RECORD SET.
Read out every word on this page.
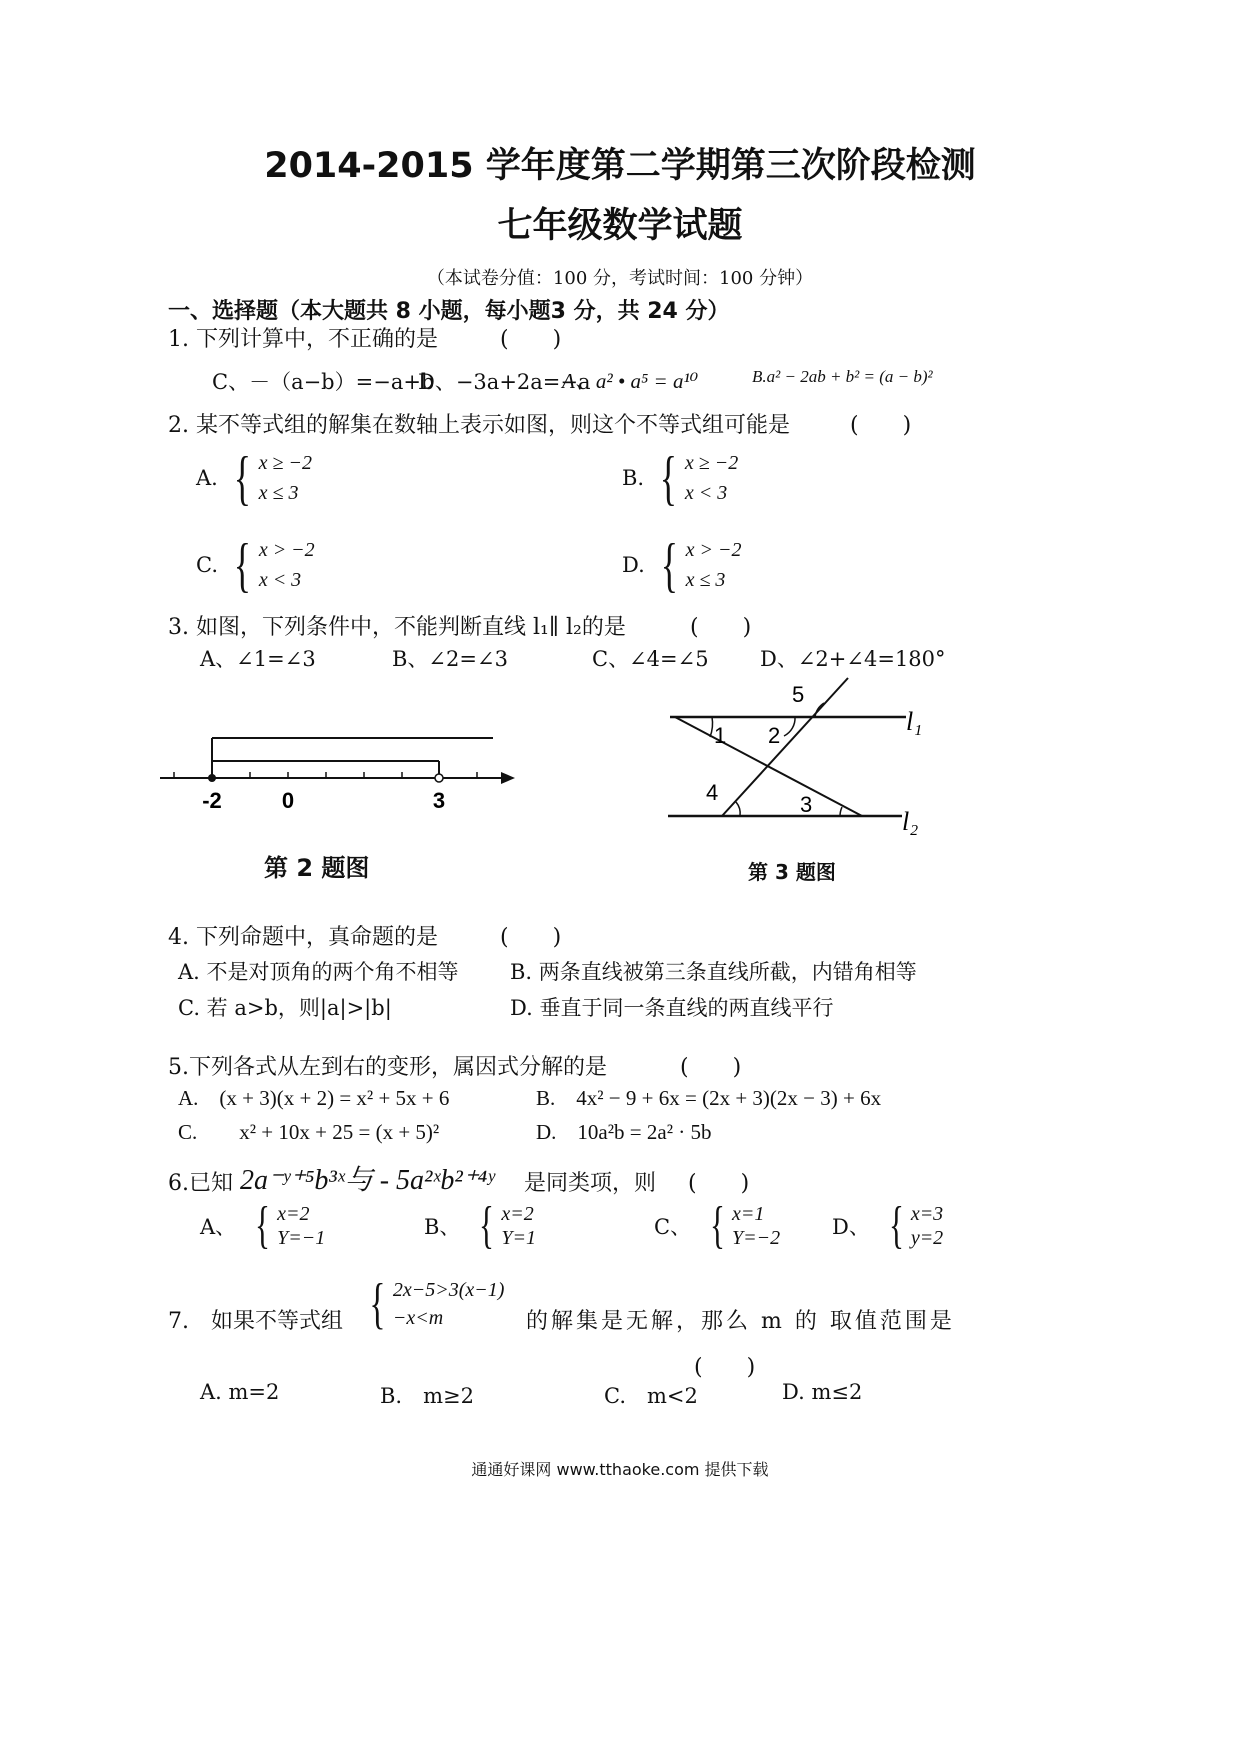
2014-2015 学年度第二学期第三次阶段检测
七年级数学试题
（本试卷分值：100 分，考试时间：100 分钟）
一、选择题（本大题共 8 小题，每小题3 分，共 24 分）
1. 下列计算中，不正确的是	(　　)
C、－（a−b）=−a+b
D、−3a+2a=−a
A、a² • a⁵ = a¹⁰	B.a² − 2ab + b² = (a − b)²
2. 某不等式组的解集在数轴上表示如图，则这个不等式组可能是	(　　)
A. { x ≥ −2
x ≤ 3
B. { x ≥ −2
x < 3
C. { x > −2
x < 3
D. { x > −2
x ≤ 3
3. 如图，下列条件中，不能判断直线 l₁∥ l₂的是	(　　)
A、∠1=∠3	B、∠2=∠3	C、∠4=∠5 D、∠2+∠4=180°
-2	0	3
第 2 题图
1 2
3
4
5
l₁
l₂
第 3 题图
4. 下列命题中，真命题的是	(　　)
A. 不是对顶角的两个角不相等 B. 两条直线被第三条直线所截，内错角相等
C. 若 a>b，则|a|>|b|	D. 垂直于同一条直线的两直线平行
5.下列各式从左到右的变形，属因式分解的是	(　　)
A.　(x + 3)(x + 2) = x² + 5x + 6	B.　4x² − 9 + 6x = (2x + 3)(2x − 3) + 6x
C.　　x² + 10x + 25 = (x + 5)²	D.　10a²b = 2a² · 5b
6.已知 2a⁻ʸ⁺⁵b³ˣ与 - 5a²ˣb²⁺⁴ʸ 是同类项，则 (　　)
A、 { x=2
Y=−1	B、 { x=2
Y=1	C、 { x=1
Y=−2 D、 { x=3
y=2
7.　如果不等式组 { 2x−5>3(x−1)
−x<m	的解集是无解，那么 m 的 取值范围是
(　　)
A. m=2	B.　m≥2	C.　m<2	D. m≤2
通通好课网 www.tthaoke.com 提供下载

GOAL. Exact duplication of all the records is required; pictures are omitted from the copy.

TASK RESULT.
Read out every word on this page.
2014-2015 学年度第二学期第三次阶段检测
七年级数学试题
（本试卷分值：100 分，考试时间：100 分钟）
一、选择题（本大题共 8 小题，每小题3 分，共 24 分）
1. 下列计算中，不正确的是	(　　)
C、－（a−b）=−a+b
D、−3a+2a=−a
A、a² • a⁵ = a¹⁰	B.a² − 2ab + b² = (a − b)²
2. 某不等式组的解集在数轴上表示如图，则这个不等式组可能是	(　　)
A. { x ≥ −2
x ≤ 3
B. { x ≥ −2
x < 3
C. { x > −2
x < 3
D. { x > −2
x ≤ 3
3. 如图，下列条件中，不能判断直线 l₁∥ l₂的是	(　　)
A、∠1=∠3	B、∠2=∠3	C、∠4=∠5 D、∠2+∠4=180°
-2	0	3
第 2 题图
1 2
3
4
5
l₁
l₂
第 3 题图
4. 下列命题中，真命题的是	(　　)
A. 不是对顶角的两个角不相等 B. 两条直线被第三条直线所截，内错角相等
C. 若 a>b，则|a|>|b|	D. 垂直于同一条直线的两直线平行
5.下列各式从左到右的变形，属因式分解的是	(　　)
A.　(x + 3)(x + 2) = x² + 5x + 6	B.　4x² − 9 + 6x = (2x + 3)(2x − 3) + 6x
C.　　x² + 10x + 25 = (x + 5)²	D.　10a²b = 2a² · 5b
6.已知 2a⁻ʸ⁺⁵b³ˣ与 - 5a²ˣb²⁺⁴ʸ 是同类项，则 (　　)
A、 { x=2
Y=−1	B、 { x=2
Y=1	C、 { x=1
Y=−2 D、 { x=3
y=2
7.　如果不等式组 { 2x−5>3(x−1)
−x<m	的解集是无解，那么 m 的 取值范围是
(　　)
A. m=2	B.　m≥2	C.　m<2	D. m≤2
通通好课网 www.tthaoke.com 提供下载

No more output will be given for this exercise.